### What to do
Examine each line of the data. Copy those that contain the string "Viento".

### Records contained in a dataset
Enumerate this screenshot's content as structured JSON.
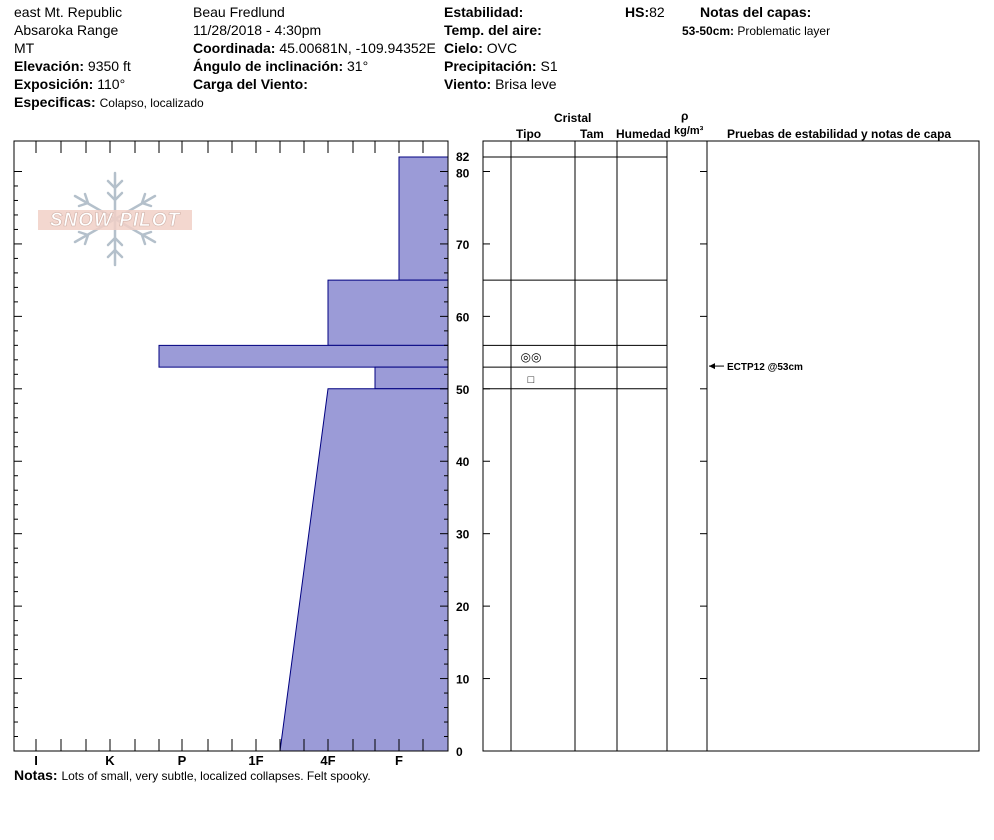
{
  "header": {
    "location": "east Mt. Republic",
    "range": "Absaroka Range",
    "state": "MT",
    "elevation_label": "Elevación:",
    "elevation_value": "9350 ft",
    "aspect_label": "Exposición:",
    "aspect_value": "110°",
    "specifics_label": "Especificas:",
    "specifics_value": "Colapso, localizado",
    "observer": "Beau  Fredlund",
    "datetime": "11/28/2018 - 4:30pm",
    "coord_label": "Coordinada:",
    "coord_value": "45.00681N, -109.94352E",
    "slope_label": "Ángulo de inclinación:",
    "slope_value": "31°",
    "wind_load_label": "Carga del Viento:",
    "stability_label": "Estabilidad:",
    "air_temp_label": "Temp. del aire:",
    "sky_label": "Cielo:",
    "sky_value": "OVC",
    "precip_label": "Precipitación:",
    "precip_value": "S1",
    "wind_label": "Viento:",
    "wind_value": "Brisa leve",
    "hs_label": "HS:",
    "hs_value": "82",
    "layer_notes_label": "Notas del capas:",
    "layer_note_range": "53-50cm:",
    "layer_note_text": "Problematic layer"
  },
  "table_header": {
    "crystal": "Cristal",
    "type": "Tipo",
    "size": "Tam",
    "moisture": "Humedad",
    "rho": "ρ",
    "density_unit": "kg/m³",
    "tests": "Pruebas de estabilidad y notas de capa"
  },
  "footer": {
    "notes_label": "Notas:",
    "notes_text": "Lots of small, very subtle, localized collapses.  Felt spooky."
  },
  "logo_text": "SNOW PILOT",
  "colors": {
    "fill": "#9b9bd7",
    "outline": "#000080"
  },
  "chart_data": {
    "type": "area",
    "title": "",
    "xlabel": "",
    "ylabel": "",
    "y_axis_unit": "cm",
    "ylim": [
      0,
      82
    ],
    "hardness_scale": [
      "I",
      "K",
      "P",
      "1F",
      "4F",
      "F"
    ],
    "y_ticks": [
      0,
      10,
      20,
      30,
      40,
      50,
      60,
      70,
      80,
      82
    ],
    "hardness_layers": [
      {
        "top": 82,
        "bottom": 65,
        "hardness_top": "F",
        "hardness_bottom": "F"
      },
      {
        "top": 65,
        "bottom": 56,
        "hardness_top": "4F",
        "hardness_bottom": "4F"
      },
      {
        "top": 56,
        "bottom": 53,
        "hardness_top": "K+",
        "hardness_bottom": "K+"
      },
      {
        "top": 53,
        "bottom": 50,
        "hardness_top": "4F+",
        "hardness_bottom": "4F+"
      },
      {
        "top": 50,
        "bottom": 0,
        "hardness_top": "4F",
        "hardness_bottom": "1F+"
      }
    ],
    "layer_boundaries": [
      82,
      65,
      56,
      53,
      50
    ],
    "grain_types": [
      {
        "depth": 54.5,
        "symbol": "◎◎"
      },
      {
        "depth": 51.5,
        "symbol": "□"
      }
    ],
    "stability_tests": [
      {
        "depth": 53,
        "result": "ECTP12 @53cm"
      }
    ]
  }
}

### Reply
    "wind_load_label": "Carga del Viento:",
    "wind_label": "Viento:",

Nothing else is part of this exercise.